## WHAT IS BEING ASKED
Where the line holding "OCR this image." appears, start copying, and continue exactly through the last line of the listing, skipping pictures.

* * * * * * *

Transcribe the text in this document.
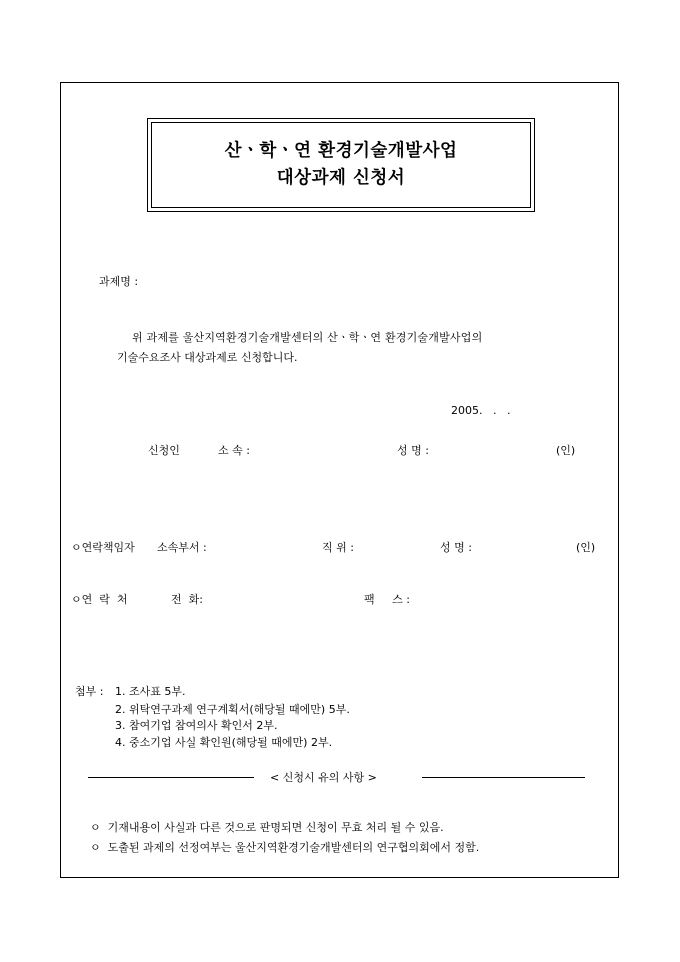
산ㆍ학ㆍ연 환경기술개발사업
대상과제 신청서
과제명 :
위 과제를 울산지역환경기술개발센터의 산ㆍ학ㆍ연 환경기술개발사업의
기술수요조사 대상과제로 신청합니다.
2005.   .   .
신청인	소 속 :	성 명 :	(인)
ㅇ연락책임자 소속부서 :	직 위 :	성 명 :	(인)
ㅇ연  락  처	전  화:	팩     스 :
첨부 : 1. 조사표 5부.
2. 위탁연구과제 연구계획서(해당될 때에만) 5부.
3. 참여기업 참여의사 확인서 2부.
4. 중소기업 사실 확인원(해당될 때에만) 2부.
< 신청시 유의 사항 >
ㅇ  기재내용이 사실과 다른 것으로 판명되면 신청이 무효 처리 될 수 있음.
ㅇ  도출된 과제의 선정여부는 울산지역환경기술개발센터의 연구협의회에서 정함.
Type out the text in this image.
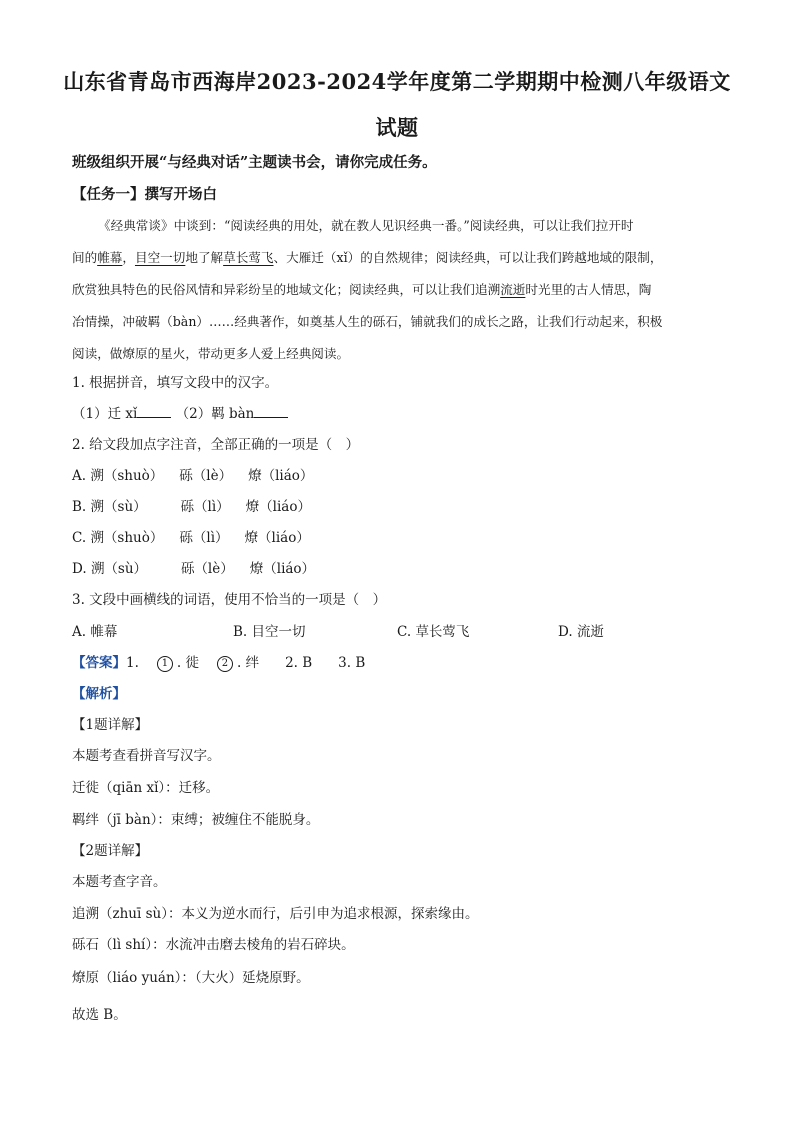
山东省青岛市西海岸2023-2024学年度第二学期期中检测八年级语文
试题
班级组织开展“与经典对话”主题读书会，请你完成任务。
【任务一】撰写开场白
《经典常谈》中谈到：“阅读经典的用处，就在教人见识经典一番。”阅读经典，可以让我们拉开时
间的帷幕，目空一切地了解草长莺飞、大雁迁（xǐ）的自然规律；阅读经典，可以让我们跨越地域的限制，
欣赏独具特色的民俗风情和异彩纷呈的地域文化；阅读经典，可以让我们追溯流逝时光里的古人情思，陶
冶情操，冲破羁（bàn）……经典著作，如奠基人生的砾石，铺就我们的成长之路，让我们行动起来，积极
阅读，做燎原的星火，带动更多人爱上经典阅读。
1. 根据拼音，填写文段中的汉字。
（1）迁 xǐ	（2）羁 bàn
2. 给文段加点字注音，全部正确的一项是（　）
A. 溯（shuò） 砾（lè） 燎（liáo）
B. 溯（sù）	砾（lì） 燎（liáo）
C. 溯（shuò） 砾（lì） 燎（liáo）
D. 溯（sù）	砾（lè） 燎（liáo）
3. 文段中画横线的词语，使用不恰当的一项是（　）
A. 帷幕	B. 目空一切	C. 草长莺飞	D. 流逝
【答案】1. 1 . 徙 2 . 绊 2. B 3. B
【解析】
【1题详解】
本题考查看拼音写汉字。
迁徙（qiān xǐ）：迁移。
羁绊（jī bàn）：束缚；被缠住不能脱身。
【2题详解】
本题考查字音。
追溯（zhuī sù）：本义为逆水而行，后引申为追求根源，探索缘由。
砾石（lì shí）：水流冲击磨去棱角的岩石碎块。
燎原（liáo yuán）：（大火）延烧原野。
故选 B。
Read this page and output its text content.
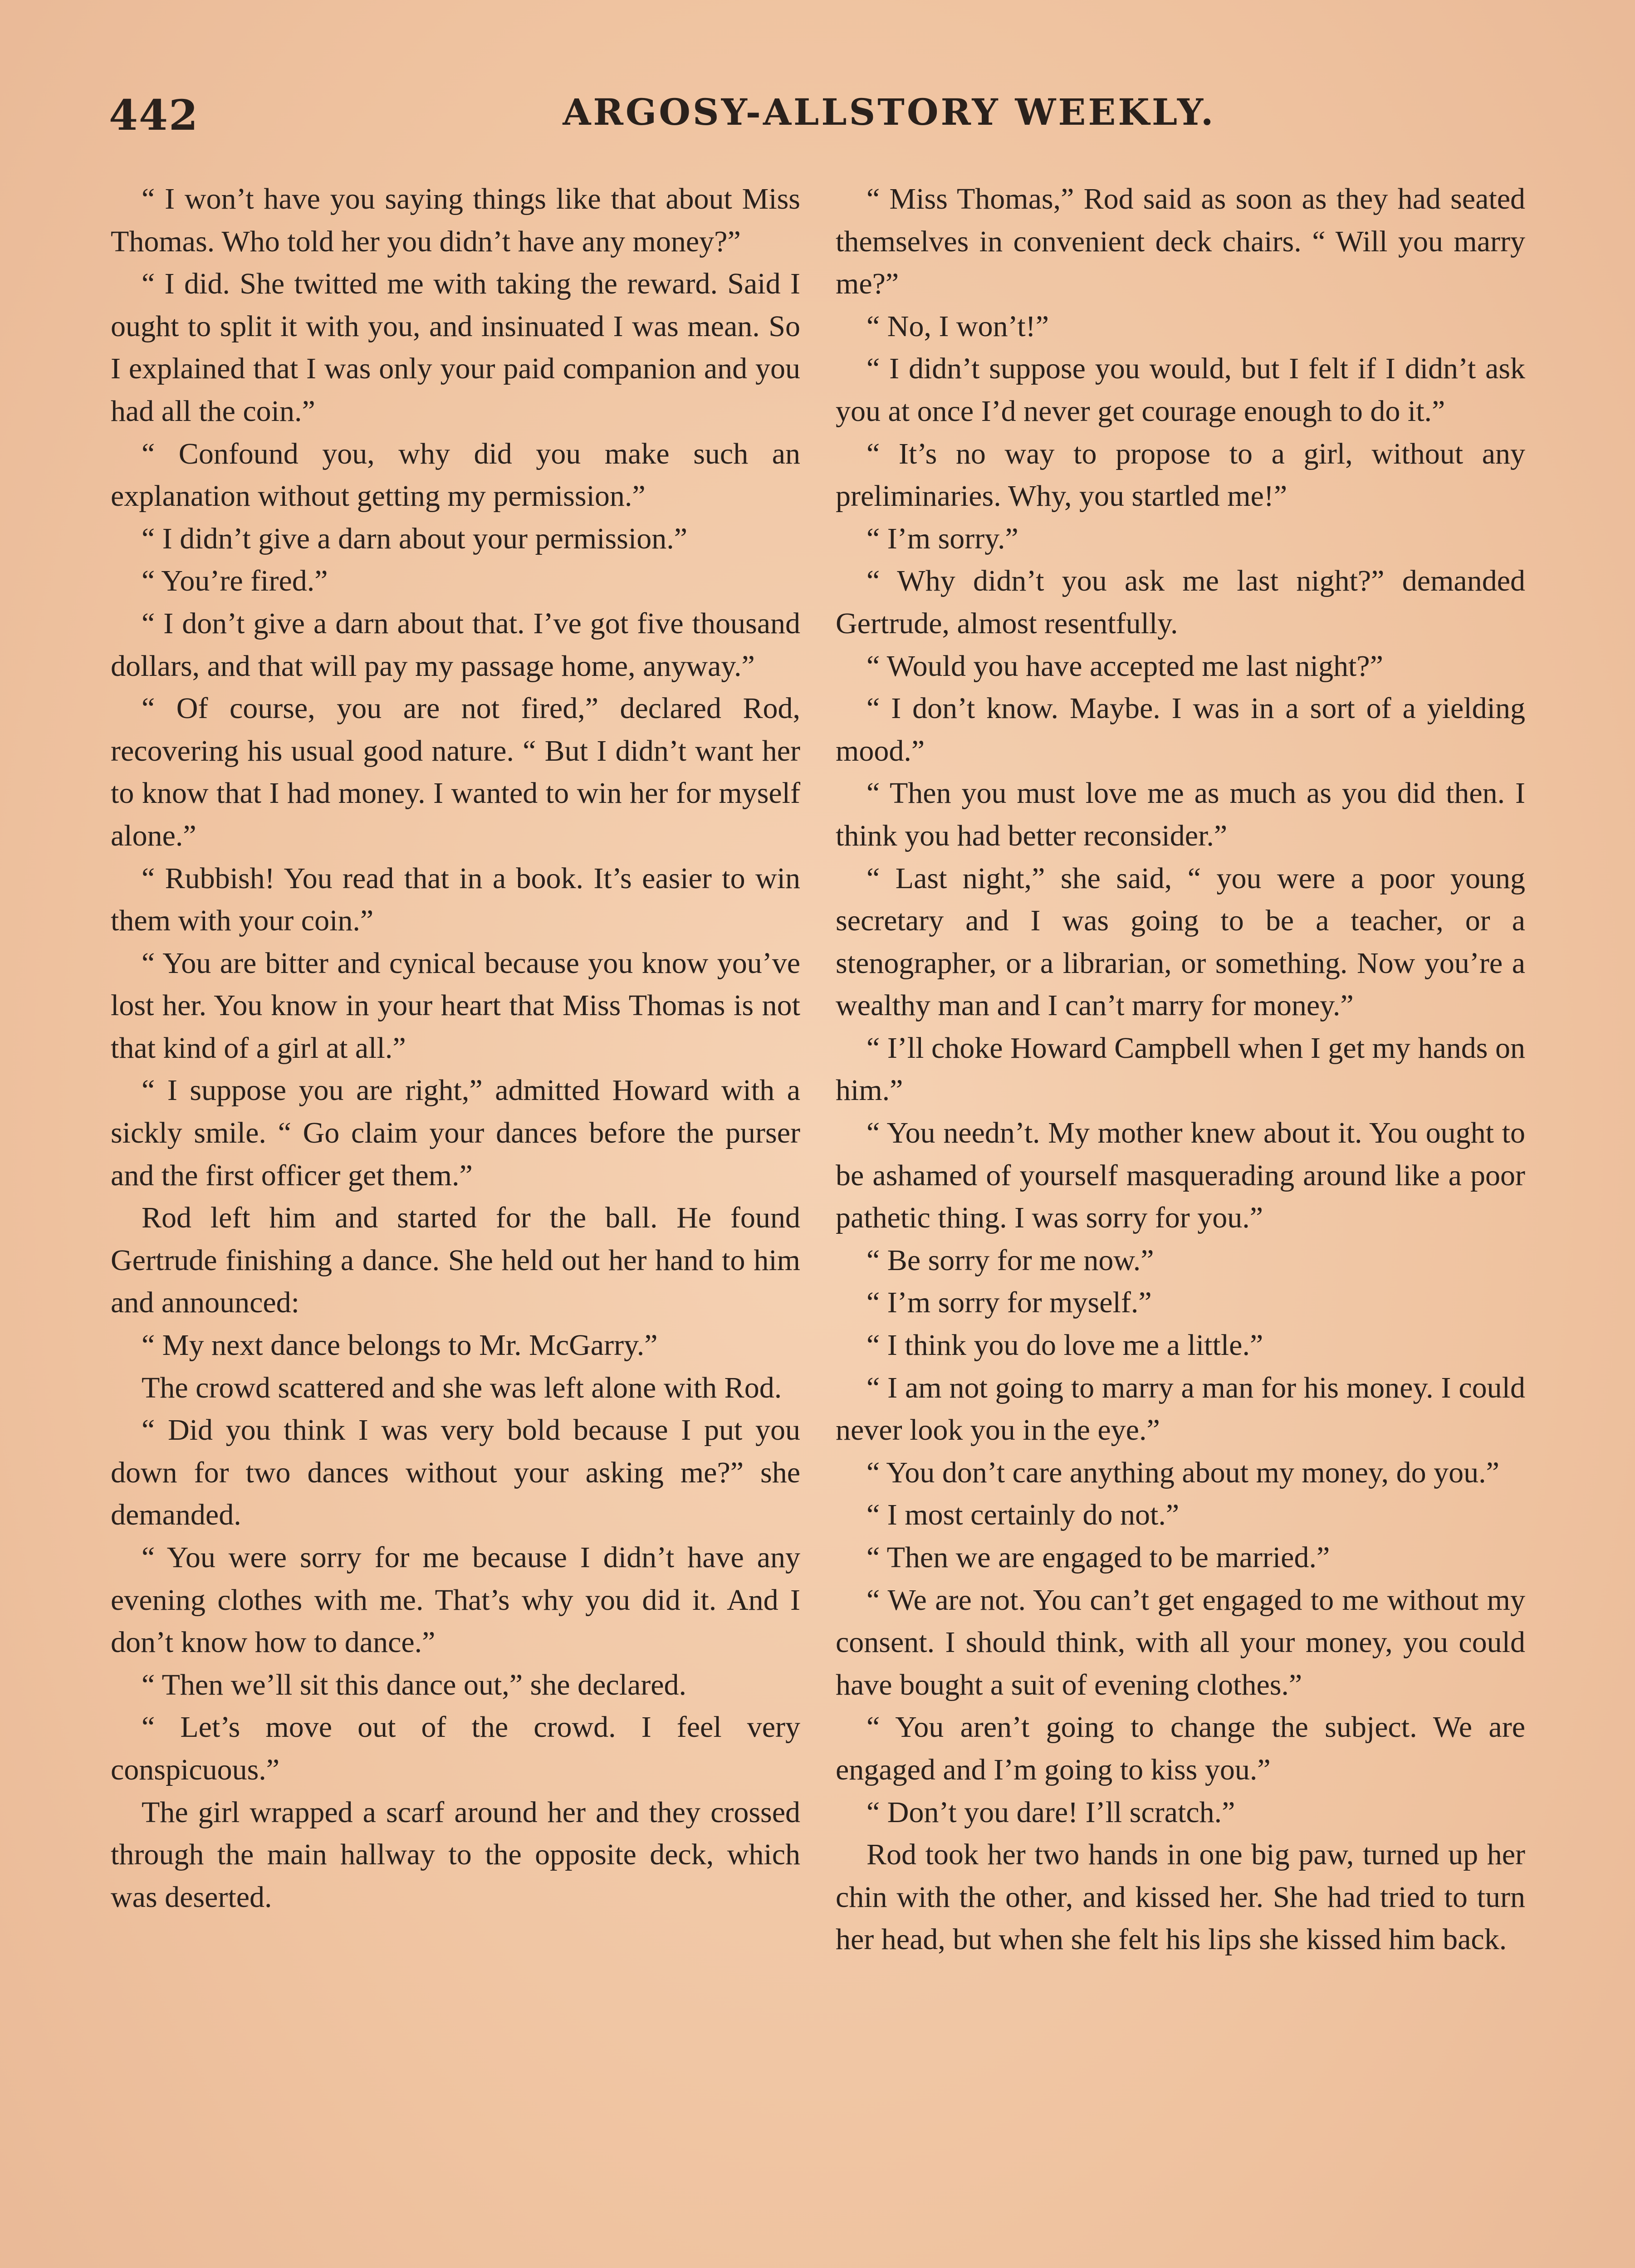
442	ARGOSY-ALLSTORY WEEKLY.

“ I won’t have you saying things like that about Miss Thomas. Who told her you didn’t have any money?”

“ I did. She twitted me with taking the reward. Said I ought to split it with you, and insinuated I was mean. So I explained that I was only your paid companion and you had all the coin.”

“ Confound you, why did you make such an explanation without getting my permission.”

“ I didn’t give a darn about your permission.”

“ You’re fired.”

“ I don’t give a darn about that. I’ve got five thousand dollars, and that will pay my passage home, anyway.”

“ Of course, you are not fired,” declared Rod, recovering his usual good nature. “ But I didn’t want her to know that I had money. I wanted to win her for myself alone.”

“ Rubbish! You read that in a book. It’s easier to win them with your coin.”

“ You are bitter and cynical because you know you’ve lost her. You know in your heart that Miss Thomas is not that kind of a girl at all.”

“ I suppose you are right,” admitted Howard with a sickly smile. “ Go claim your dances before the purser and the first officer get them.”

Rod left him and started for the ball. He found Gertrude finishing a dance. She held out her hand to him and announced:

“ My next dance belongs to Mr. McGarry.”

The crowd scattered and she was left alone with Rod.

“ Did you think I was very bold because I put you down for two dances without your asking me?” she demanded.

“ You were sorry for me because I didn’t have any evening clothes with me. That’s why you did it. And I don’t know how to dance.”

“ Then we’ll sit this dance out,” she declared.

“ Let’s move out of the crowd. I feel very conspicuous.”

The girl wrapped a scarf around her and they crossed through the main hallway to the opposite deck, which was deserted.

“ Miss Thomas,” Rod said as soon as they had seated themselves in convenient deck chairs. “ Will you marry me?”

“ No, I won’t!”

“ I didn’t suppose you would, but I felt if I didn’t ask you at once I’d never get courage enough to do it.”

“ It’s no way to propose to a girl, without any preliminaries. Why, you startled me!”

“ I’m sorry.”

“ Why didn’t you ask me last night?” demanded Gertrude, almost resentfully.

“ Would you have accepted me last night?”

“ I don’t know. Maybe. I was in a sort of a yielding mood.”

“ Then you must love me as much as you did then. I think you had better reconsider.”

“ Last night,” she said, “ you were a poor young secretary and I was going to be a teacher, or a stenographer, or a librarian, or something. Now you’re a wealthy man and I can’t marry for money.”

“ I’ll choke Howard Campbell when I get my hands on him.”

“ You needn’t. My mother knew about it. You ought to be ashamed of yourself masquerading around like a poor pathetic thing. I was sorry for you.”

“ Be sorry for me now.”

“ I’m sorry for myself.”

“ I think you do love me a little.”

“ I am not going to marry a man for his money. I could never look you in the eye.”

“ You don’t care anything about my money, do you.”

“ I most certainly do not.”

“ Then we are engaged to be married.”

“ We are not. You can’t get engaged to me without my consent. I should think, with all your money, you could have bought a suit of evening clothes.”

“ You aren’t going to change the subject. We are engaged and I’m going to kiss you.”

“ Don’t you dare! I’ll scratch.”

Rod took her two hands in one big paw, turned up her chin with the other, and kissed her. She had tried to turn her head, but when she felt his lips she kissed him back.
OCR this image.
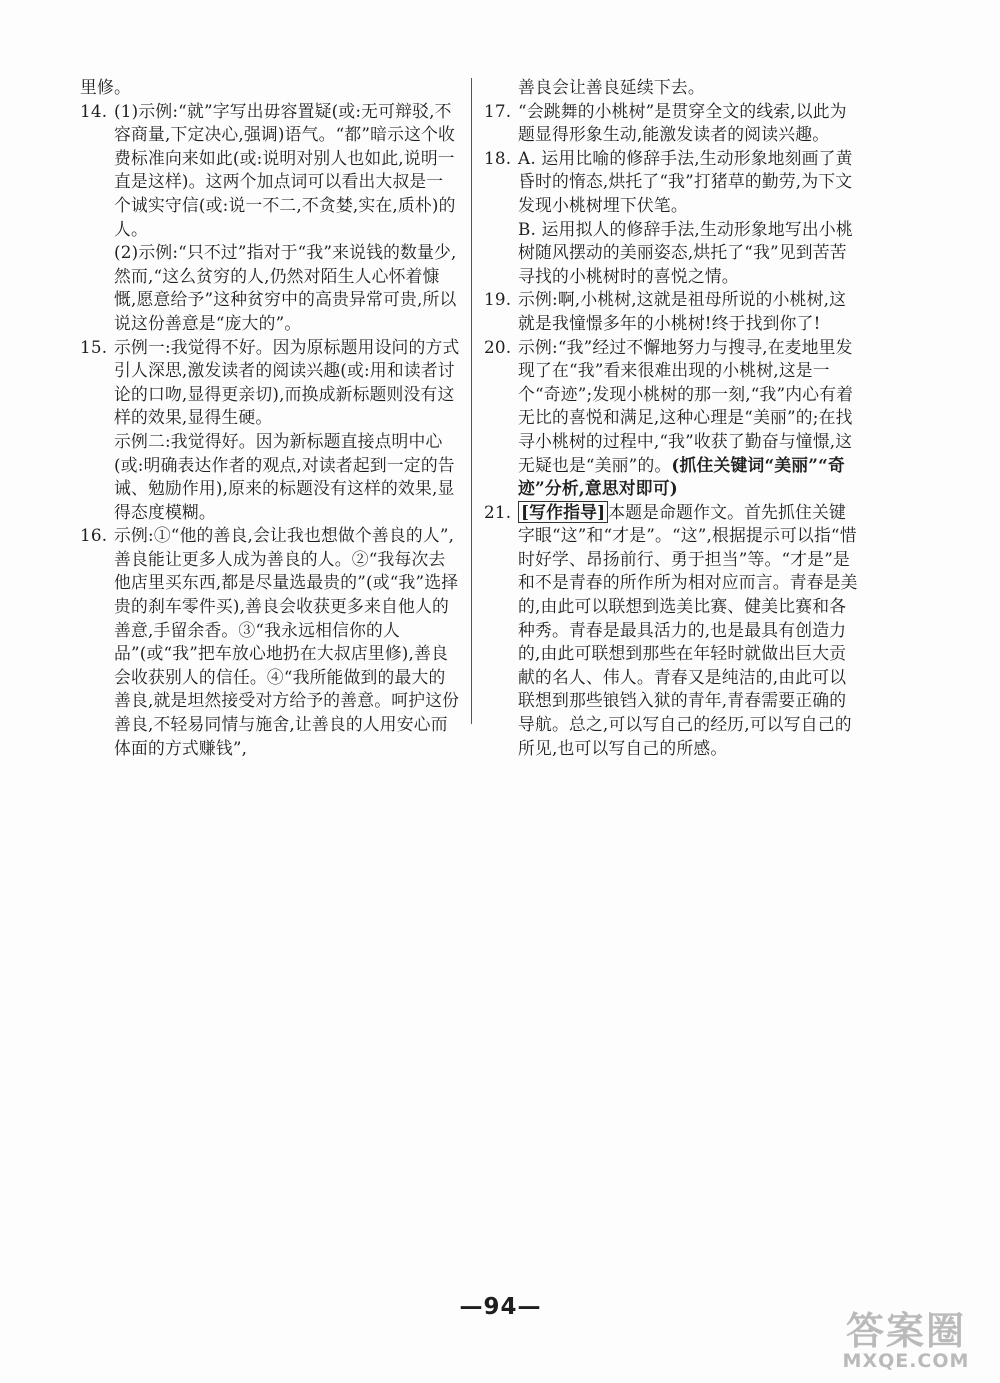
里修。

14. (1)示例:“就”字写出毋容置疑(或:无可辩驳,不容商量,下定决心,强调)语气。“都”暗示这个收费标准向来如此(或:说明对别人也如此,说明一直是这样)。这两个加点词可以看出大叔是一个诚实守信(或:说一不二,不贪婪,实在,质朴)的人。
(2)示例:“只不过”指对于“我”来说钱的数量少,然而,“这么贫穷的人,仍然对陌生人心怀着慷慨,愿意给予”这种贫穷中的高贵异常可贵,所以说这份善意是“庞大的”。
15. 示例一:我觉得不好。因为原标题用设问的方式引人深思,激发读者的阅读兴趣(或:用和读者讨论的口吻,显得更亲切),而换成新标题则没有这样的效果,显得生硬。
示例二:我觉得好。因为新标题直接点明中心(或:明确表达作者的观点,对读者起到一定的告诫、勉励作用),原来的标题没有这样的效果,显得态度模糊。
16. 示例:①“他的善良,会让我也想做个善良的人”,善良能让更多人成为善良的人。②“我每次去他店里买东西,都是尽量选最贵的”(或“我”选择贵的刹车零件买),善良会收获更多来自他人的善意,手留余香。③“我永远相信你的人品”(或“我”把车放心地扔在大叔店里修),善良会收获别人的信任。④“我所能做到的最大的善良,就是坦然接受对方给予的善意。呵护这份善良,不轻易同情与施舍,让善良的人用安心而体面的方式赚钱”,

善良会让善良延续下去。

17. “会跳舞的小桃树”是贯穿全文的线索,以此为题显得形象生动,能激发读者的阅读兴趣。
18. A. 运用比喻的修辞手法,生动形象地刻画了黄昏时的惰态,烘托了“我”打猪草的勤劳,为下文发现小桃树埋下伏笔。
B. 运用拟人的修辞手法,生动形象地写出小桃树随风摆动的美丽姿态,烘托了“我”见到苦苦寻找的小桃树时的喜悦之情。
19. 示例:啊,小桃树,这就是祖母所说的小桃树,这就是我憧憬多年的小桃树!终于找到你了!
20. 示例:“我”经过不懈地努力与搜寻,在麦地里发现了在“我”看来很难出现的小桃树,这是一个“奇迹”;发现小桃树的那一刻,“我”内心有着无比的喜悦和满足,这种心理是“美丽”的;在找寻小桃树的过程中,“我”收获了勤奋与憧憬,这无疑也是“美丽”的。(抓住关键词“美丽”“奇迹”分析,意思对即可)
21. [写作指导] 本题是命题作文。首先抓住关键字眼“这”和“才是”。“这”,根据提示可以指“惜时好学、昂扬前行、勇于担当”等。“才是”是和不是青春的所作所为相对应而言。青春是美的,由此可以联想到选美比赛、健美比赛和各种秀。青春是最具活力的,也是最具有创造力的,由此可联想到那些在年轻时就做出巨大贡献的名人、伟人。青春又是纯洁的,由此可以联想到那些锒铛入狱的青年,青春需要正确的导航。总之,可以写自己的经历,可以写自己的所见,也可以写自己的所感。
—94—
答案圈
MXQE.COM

* * * * * * *

## TASK RESPONSE
OCR this image.
里修。

14. (1)示例:“就”字写出毋容置疑(或:无可辩驳,不容商量,下定决心,强调)语气。“都”暗示这个收费标准向来如此(或:说明对别人也如此,说明一直是这样)。这两个加点词可以看出大叔是一个诚实守信(或:说一不二,不贪婪,实在,质朴)的人。
(2)示例:“只不过”指对于“我”来说钱的数量少,然而,“这么贫穷的人,仍然对陌生人心怀着慷慨,愿意给予”这种贫穷中的高贵异常可贵,所以说这份善意是“庞大的”。
15. 示例一:我觉得不好。因为原标题用设问的方式引人深思,激发读者的阅读兴趣(或:用和读者讨论的口吻,显得更亲切),而换成新标题则没有这样的效果,显得生硬。
示例二:我觉得好。因为新标题直接点明中心(或:明确表达作者的观点,对读者起到一定的告诫、勉励作用),原来的标题没有这样的效果,显得态度模糊。
16. 示例:①“他的善良,会让我也想做个善良的人”,善良能让更多人成为善良的人。②“我每次去他店里买东西,都是尽量选最贵的”(或“我”选择贵的刹车零件买),善良会收获更多来自他人的善意,手留余香。③“我永远相信你的人品”(或“我”把车放心地扔在大叔店里修),善良会收获别人的信任。④“我所能做到的最大的善良,就是坦然接受对方给予的善意。呵护这份善良,不轻易同情与施舍,让善良的人用安心而体面的方式赚钱”,

善良会让善良延续下去。

17. “会跳舞的小桃树”是贯穿全文的线索,以此为题显得形象生动,能激发读者的阅读兴趣。
18. A. 运用比喻的修辞手法,生动形象地刻画了黄昏时的惰态,烘托了“我”打猪草的勤劳,为下文发现小桃树埋下伏笔。
B. 运用拟人的修辞手法,生动形象地写出小桃树随风摆动的美丽姿态,烘托了“我”见到苦苦寻找的小桃树时的喜悦之情。
19. 示例:啊,小桃树,这就是祖母所说的小桃树,这就是我憧憬多年的小桃树!终于找到你了!
20. 示例:“我”经过不懈地努力与搜寻,在麦地里发现了在“我”看来很难出现的小桃树,这是一个“奇迹”;发现小桃树的那一刻,“我”内心有着无比的喜悦和满足,这种心理是“美丽”的;在找寻小桃树的过程中,“我”收获了勤奋与憧憬,这无疑也是“美丽”的。(抓住关键词“美丽”“奇迹”分析,意思对即可)
21. [写作指导] 本题是命题作文。首先抓住关键字眼“这”和“才是”。“这”,根据提示可以指“惜时好学、昂扬前行、勇于担当”等。“才是”是和不是青春的所作所为相对应而言。青春是美的,由此可以联想到选美比赛、健美比赛和各种秀。青春是最具活力的,也是最具有创造力的,由此可联想到那些在年轻时就做出巨大贡献的名人、伟人。青春又是纯洁的,由此可以联想到那些锒铛入狱的青年,青春需要正确的导航。总之,可以写自己的经历,可以写自己的所见,也可以写自己的所感。
—94—
答案圈
MXQE.COM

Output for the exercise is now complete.